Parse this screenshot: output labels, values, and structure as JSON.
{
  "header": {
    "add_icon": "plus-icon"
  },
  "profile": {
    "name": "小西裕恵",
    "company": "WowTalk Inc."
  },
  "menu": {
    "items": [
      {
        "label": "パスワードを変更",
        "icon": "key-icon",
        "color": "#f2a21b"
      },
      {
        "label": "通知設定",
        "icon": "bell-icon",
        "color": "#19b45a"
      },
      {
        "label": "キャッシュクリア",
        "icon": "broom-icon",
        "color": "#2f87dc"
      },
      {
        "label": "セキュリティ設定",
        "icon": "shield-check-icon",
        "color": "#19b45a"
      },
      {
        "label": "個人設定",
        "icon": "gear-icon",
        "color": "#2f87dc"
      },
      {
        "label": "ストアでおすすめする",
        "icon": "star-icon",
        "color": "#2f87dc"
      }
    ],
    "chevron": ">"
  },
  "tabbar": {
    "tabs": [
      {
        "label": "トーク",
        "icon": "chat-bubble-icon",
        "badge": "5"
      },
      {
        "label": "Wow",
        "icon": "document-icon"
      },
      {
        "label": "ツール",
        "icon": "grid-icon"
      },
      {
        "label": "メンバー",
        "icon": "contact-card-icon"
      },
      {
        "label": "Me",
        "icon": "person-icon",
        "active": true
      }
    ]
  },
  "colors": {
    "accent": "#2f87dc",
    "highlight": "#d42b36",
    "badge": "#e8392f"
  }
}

--------

Written exercise
Go through the entries and return each line where the word "icon" appears.

Written solution
    "add_icon": "plus-icon"
        "icon": "key-icon",
        "icon": "bell-icon",
        "icon": "broom-icon",
        "icon": "shield-check-icon",
        "icon": "gear-icon",
        "icon": "star-icon",
        "icon": "chat-bubble-icon",
        "icon": "document-icon"
        "icon": "grid-icon"
        "icon": "contact-card-icon"
        "icon": "person-icon",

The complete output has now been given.